[Stated exercise]:
Leave out the images and repeat the listing below without a single change.

─── Records provided ───

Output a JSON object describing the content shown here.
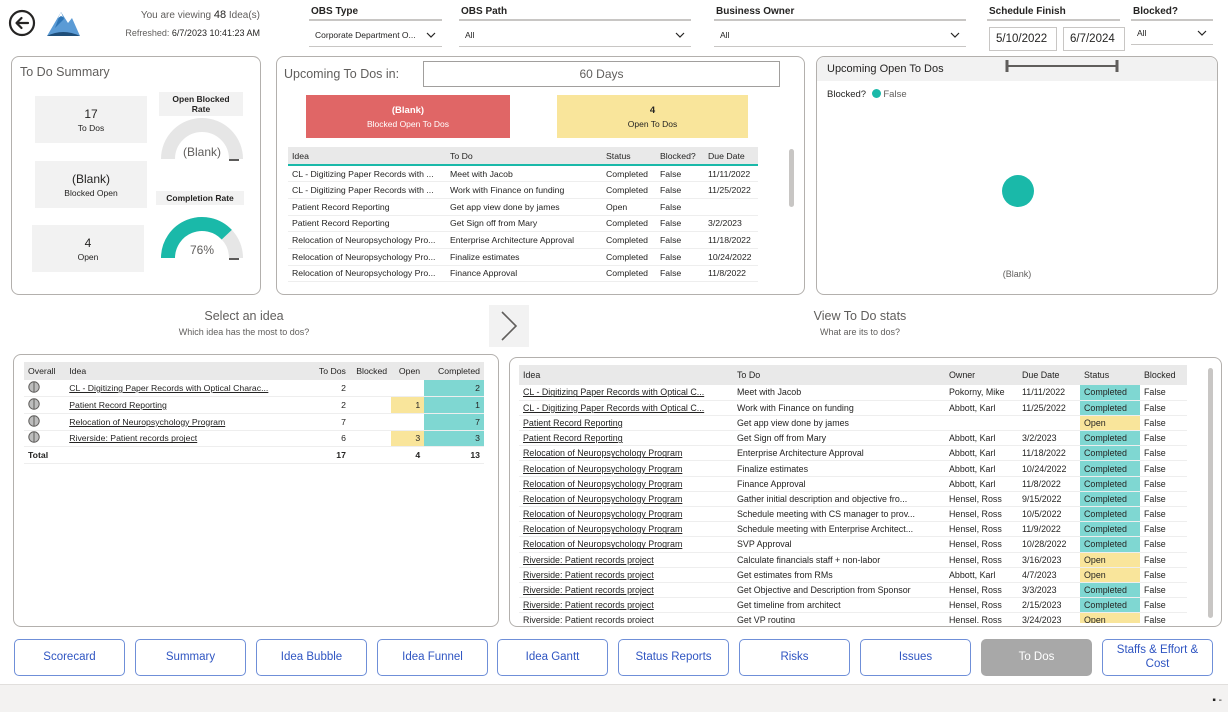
{
  "header": {
    "viewing_prefix": "You are viewing",
    "viewing_count": "48",
    "viewing_suffix": "Idea(s)",
    "refreshed_label": "Refreshed:",
    "refreshed_value": "6/7/2023 10:41:23 AM"
  },
  "filters": {
    "obs_type": {
      "label": "OBS Type",
      "value": "Corporate Department O..."
    },
    "obs_path": {
      "label": "OBS Path",
      "value": "All"
    },
    "business_owner": {
      "label": "Business Owner",
      "value": "All"
    },
    "schedule_finish": {
      "label": "Schedule Finish",
      "start": "5/10/2022",
      "end": "6/7/2024"
    },
    "blocked": {
      "label": "Blocked?",
      "value": "All"
    }
  },
  "todo_summary": {
    "title": "To Do Summary",
    "todos_value": "17",
    "todos_label": "To Dos",
    "blocked_value": "(Blank)",
    "blocked_label": "Blocked Open",
    "open_value": "4",
    "open_label": "Open",
    "open_blocked_rate_title": "Open Blocked Rate",
    "open_blocked_rate_value": "(Blank)",
    "completion_rate_title": "Completion Rate",
    "completion_rate_value": "76%",
    "completion_rate_fraction": 0.76
  },
  "upcoming": {
    "label": "Upcoming To Dos in:",
    "days": "60 Days",
    "blocked_card_value": "(Blank)",
    "blocked_card_label": "Blocked Open To Dos",
    "open_card_value": "4",
    "open_card_label": "Open To Dos",
    "columns": [
      "Idea",
      "To Do",
      "Status",
      "Blocked?",
      "Due Date"
    ],
    "rows": [
      [
        "CL - Digitizing Paper Records with ...",
        "Meet with Jacob",
        "Completed",
        "False",
        "11/11/2022"
      ],
      [
        "CL - Digitizing Paper Records with ...",
        "Work with Finance on funding",
        "Completed",
        "False",
        "11/25/2022"
      ],
      [
        "Patient Record Reporting",
        "Get app view done by james",
        "Open",
        "False",
        ""
      ],
      [
        "Patient Record Reporting",
        "Get Sign off from Mary",
        "Completed",
        "False",
        "3/2/2023"
      ],
      [
        "Relocation of Neuropsychology Pro...",
        "Enterprise Architecture Approval",
        "Completed",
        "False",
        "11/18/2022"
      ],
      [
        "Relocation of Neuropsychology Pro...",
        "Finalize estimates",
        "Completed",
        "False",
        "10/24/2022"
      ],
      [
        "Relocation of Neuropsychology Pro...",
        "Finance Approval",
        "Completed",
        "False",
        "11/8/2022"
      ]
    ]
  },
  "scatter": {
    "title": "Upcoming Open To Dos",
    "legend_label": "Blocked?",
    "legend_item": "False",
    "legend_color": "#1ab9a9",
    "category_label": "(Blank)"
  },
  "select_idea": {
    "title": "Select an idea",
    "subtitle": "Which idea has the most to dos?"
  },
  "view_stats": {
    "title": "View To Do stats",
    "subtitle": "What are its to dos?"
  },
  "ideas_table": {
    "columns": [
      "Overall",
      "Idea",
      "To Dos",
      "Blocked",
      "Open",
      "Completed"
    ],
    "rows": [
      {
        "idea": "CL - Digitizing Paper Records with Optical Charac...",
        "todos": "2",
        "blocked": "",
        "open": "",
        "completed": "2"
      },
      {
        "idea": "Patient Record Reporting",
        "todos": "2",
        "blocked": "",
        "open": "1",
        "completed": "1"
      },
      {
        "idea": "Relocation of Neuropsychology Program",
        "todos": "7",
        "blocked": "",
        "open": "",
        "completed": "7"
      },
      {
        "idea": "Riverside: Patient records project",
        "todos": "6",
        "blocked": "",
        "open": "3",
        "completed": "3"
      }
    ],
    "total": {
      "label": "Total",
      "todos": "17",
      "blocked": "",
      "open": "4",
      "completed": "13"
    }
  },
  "details_table": {
    "columns": [
      "Idea",
      "To Do",
      "Owner",
      "Due Date",
      "Status",
      "Blocked"
    ],
    "rows": [
      [
        "CL - Digitizing Paper Records with Optical C...",
        "Meet with Jacob",
        "Pokorny, Mike",
        "11/11/2022",
        "Completed",
        "False"
      ],
      [
        "CL - Digitizing Paper Records with Optical C...",
        "Work with Finance on funding",
        "Abbott, Karl",
        "11/25/2022",
        "Completed",
        "False"
      ],
      [
        "Patient Record Reporting",
        "Get app view done by james",
        "",
        "",
        "Open",
        "False"
      ],
      [
        "Patient Record Reporting",
        "Get Sign off from Mary",
        "Abbott, Karl",
        "3/2/2023",
        "Completed",
        "False"
      ],
      [
        "Relocation of Neuropsychology Program",
        "Enterprise Architecture Approval",
        "Abbott, Karl",
        "11/18/2022",
        "Completed",
        "False"
      ],
      [
        "Relocation of Neuropsychology Program",
        "Finalize estimates",
        "Abbott, Karl",
        "10/24/2022",
        "Completed",
        "False"
      ],
      [
        "Relocation of Neuropsychology Program",
        "Finance Approval",
        "Abbott, Karl",
        "11/8/2022",
        "Completed",
        "False"
      ],
      [
        "Relocation of Neuropsychology Program",
        "Gather initial description and objective fro...",
        "Hensel, Ross",
        "9/15/2022",
        "Completed",
        "False"
      ],
      [
        "Relocation of Neuropsychology Program",
        "Schedule meeting with CS manager to prov...",
        "Hensel, Ross",
        "10/5/2022",
        "Completed",
        "False"
      ],
      [
        "Relocation of Neuropsychology Program",
        "Schedule meeting with Enterprise Architect...",
        "Hensel, Ross",
        "11/9/2022",
        "Completed",
        "False"
      ],
      [
        "Relocation of Neuropsychology Program",
        "SVP Approval",
        "Hensel, Ross",
        "10/28/2022",
        "Completed",
        "False"
      ],
      [
        "Riverside: Patient records project",
        "Calculate financials staff + non-labor",
        "Hensel, Ross",
        "3/16/2023",
        "Open",
        "False"
      ],
      [
        "Riverside: Patient records project",
        "Get estimates from RMs",
        "Abbott, Karl",
        "4/7/2023",
        "Open",
        "False"
      ],
      [
        "Riverside: Patient records project",
        "Get Objective and Description from Sponsor",
        "Hensel, Ross",
        "3/3/2023",
        "Completed",
        "False"
      ],
      [
        "Riverside: Patient records project",
        "Get timeline from architect",
        "Hensel, Ross",
        "2/15/2023",
        "Completed",
        "False"
      ],
      [
        "Riverside: Patient records project",
        "Get VP routing",
        "Hensel, Ross",
        "3/24/2023",
        "Open",
        "False"
      ]
    ]
  },
  "nav": {
    "buttons": [
      "Scorecard",
      "Summary",
      "Idea Bubble",
      "Idea Funnel",
      "Idea Gantt",
      "Status Reports",
      "Risks",
      "Issues",
      "To Dos",
      "Staffs & Effort & Cost"
    ],
    "active": "To Dos"
  },
  "colors": {
    "accent_teal": "#1ab9a9",
    "completed_bg": "#7fd7d2",
    "open_bg": "#f9e59b",
    "blocked_card_bg": "#e06666",
    "open_card_bg": "#f9e59b",
    "nav_text": "#2f55c2"
  }
}
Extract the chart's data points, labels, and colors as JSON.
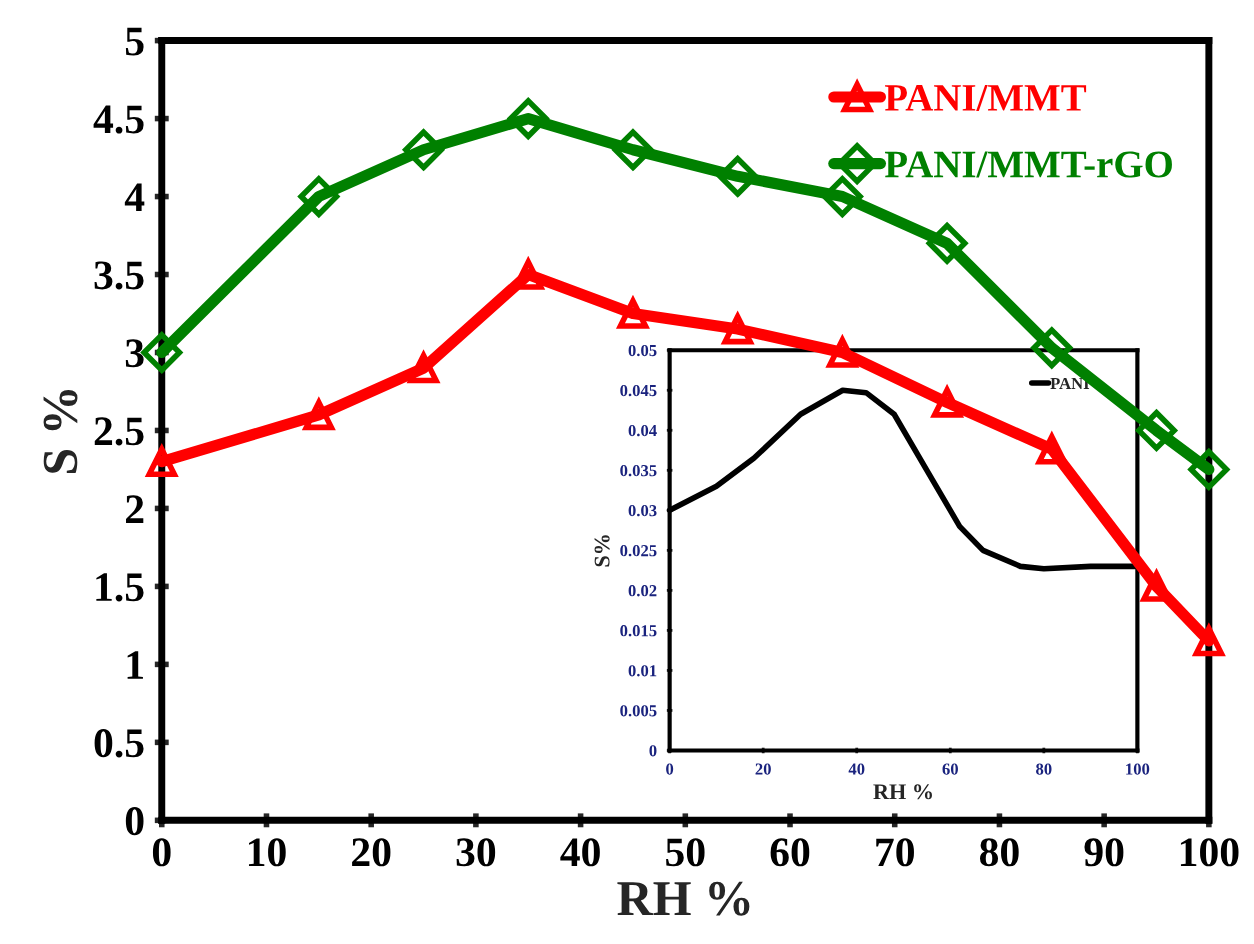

───

[Exercise answer]:
Output a JSON object describing the content shown here.
{
  "header": {
    "viewing_prefix": "You are viewing",
    "viewing_count": "48",
    "viewing_suffix": "Idea(s)",
    "refreshed_label": "Refreshed:",
    "refreshed_value": "6/7/2023 10:41:23 AM"
  },
  "filters": {
    "obs_type": {
      "label": "OBS Type",
      "value": "Corporate Department O..."
    },
    "obs_path": {
      "label": "OBS Path",
      "value": "All"
    },
    "business_owner": {
      "label": "Business Owner",
      "value": "All"
    },
    "schedule_finish": {
      "label": "Schedule Finish",
      "start": "5/10/2022",
      "end": "6/7/2024"
    },
    "blocked": {
      "label": "Blocked?",
      "value": "All"
    }
  },
  "todo_summary": {
    "title": "To Do Summary",
    "todos_value": "17",
    "todos_label": "To Dos",
    "blocked_value": "(Blank)",
    "blocked_label": "Blocked Open",
    "open_value": "4",
    "open_label": "Open",
    "open_blocked_rate_title": "Open Blocked Rate",
    "open_blocked_rate_value": "(Blank)",
    "completion_rate_title": "Completion Rate",
    "completion_rate_value": "76%",
    "completion_rate_fraction": 0.76
  },
  "upcoming": {
    "label": "Upcoming To Dos in:",
    "days": "60 Days",
    "blocked_card_value": "(Blank)",
    "blocked_card_label": "Blocked Open To Dos",
    "open_card_value": "4",
    "open_card_label": "Open To Dos",
    "columns": [
      "Idea",
      "To Do",
      "Status",
      "Blocked?",
      "Due Date"
    ],
    "rows": [
      [
        "CL - Digitizing Paper Records with ...",
        "Meet with Jacob",
        "Completed",
        "False",
        "11/11/2022"
      ],
      [
        "CL - Digitizing Paper Records with ...",
        "Work with Finance on funding",
        "Completed",
        "False",
        "11/25/2022"
      ],
      [
        "Patient Record Reporting",
        "Get app view done by james",
        "Open",
        "False",
        ""
      ],
      [
        "Patient Record Reporting",
        "Get Sign off from Mary",
        "Completed",
        "False",
        "3/2/2023"
      ],
      [
        "Relocation of Neuropsychology Pro...",
        "Enterprise Architecture Approval",
        "Completed",
        "False",
        "11/18/2022"
      ],
      [
        "Relocation of Neuropsychology Pro...",
        "Finalize estimates",
        "Completed",
        "False",
        "10/24/2022"
      ],
      [
        "Relocation of Neuropsychology Pro...",
        "Finance Approval",
        "Completed",
        "False",
        "11/8/2022"
      ]
    ]
  },
  "scatter": {
    "title": "Upcoming Open To Dos",
    "legend_label": "Blocked?",
    "legend_item": "False",
    "legend_color": "#1ab9a9",
    "category_label": "(Blank)"
  },
  "select_idea": {
    "title": "Select an idea",
    "subtitle": "Which idea has the most to dos?"
  },
  "view_stats": {
    "title": "View To Do stats",
    "subtitle": "What are its to dos?"
  },
  "ideas_table": {
    "columns": [
      "Overall",
      "Idea",
      "To Dos",
      "Blocked",
      "Open",
      "Completed"
    ],
    "rows": [
      {
        "idea": "CL - Digitizing Paper Records with Optical Charac...",
        "todos": "2",
        "blocked": "",
        "open": "",
        "completed": "2"
      },
      {
        "idea": "Patient Record Reporting",
        "todos": "2",
        "blocked": "",
        "open": "1",
        "completed": "1"
      },
      {
        "idea": "Relocation of Neuropsychology Program",
        "todos": "7",
        "blocked": "",
        "open": "",
        "completed": "7"
      },
      {
        "idea": "Riverside: Patient records project",
        "todos": "6",
        "blocked": "",
        "open": "3",
        "completed": "3"
      }
    ],
    "total": {
      "label": "Total",
      "todos": "17",
      "blocked": "",
      "open": "4",
      "completed": "13"
    }
  },
  "details_table": {
    "columns": [
      "Idea",
      "To Do",
      "Owner",
      "Due Date",
      "Status",
      "Blocked"
    ],
    "rows": [
      [
        "CL - Digitizing Paper Records with Optical C...",
        "Meet with Jacob",
        "Pokorny, Mike",
        "11/11/2022",
        "Completed",
        "False"
      ],
      [
        "CL - Digitizing Paper Records with Optical C...",
        "Work with Finance on funding",
        "Abbott, Karl",
        "11/25/2022",
        "Completed",
        "False"
      ],
      [
        "Patient Record Reporting",
        "Get app view done by james",
        "",
        "",
        "Open",
        "False"
      ],
      [
        "Patient Record Reporting",
        "Get Sign off from Mary",
        "Abbott, Karl",
        "3/2/2023",
        "Completed",
        "False"
      ],
      [
        "Relocation of Neuropsychology Program",
        "Enterprise Architecture Approval",
        "Abbott, Karl",
        "11/18/2022",
        "Completed",
        "False"
      ],
      [
        "Relocation of Neuropsychology Program",
        "Finalize estimates",
        "Abbott, Karl",
        "10/24/2022",
        "Completed",
        "False"
      ],
      [
        "Relocation of Neuropsychology Program",
        "Finance Approval",
        "Abbott, Karl",
        "11/8/2022",
        "Completed",
        "False"
      ],
      [
        "Relocation of Neuropsychology Program",
        "Gather initial description and objective fro...",
        "Hensel, Ross",
        "9/15/2022",
        "Completed",
        "False"
      ],
      [
        "Relocation of Neuropsychology Program",
        "Schedule meeting with CS manager to prov...",
        "Hensel, Ross",
        "10/5/2022",
        "Completed",
        "False"
      ],
      [
        "Relocation of Neuropsychology Program",
        "Schedule meeting with Enterprise Architect...",
        "Hensel, Ross",
        "11/9/2022",
        "Completed",
        "False"
      ],
      [
        "Relocation of Neuropsychology Program",
        "SVP Approval",
        "Hensel, Ross",
        "10/28/2022",
        "Completed",
        "False"
      ],
      [
        "Riverside: Patient records project",
        "Calculate financials staff + non-labor",
        "Hensel, Ross",
        "3/16/2023",
        "Open",
        "False"
      ],
      [
        "Riverside: Patient records project",
        "Get estimates from RMs",
        "Abbott, Karl",
        "4/7/2023",
        "Open",
        "False"
      ],
      [
        "Riverside: Patient records project",
        "Get Objective and Description from Sponsor",
        "Hensel, Ross",
        "3/3/2023",
        "Completed",
        "False"
      ],
      [
        "Riverside: Patient records project",
        "Get timeline from architect",
        "Hensel, Ross",
        "2/15/2023",
        "Completed",
        "False"
      ],
      [
        "Riverside: Patient records project",
        "Get VP routing",
        "Hensel, Ross",
        "3/24/2023",
        "Open",
        "False"
      ]
    ]
  },
  "nav": {
    "buttons": [
      "Scorecard",
      "Summary",
      "Idea Bubble",
      "Idea Funnel",
      "Idea Gantt",
      "Status Reports",
      "Risks",
      "Issues",
      "To Dos",
      "Staffs & Effort & Cost"
    ],
    "active": "To Dos"
  },
  "colors": {
    "accent_teal": "#1ab9a9",
    "completed_bg": "#7fd7d2",
    "open_bg": "#f9e59b",
    "blocked_card_bg": "#e06666",
    "open_card_bg": "#f9e59b",
    "nav_text": "#2f55c2"
  }
}
Extract the chart's data points, labels, and colors as JSON.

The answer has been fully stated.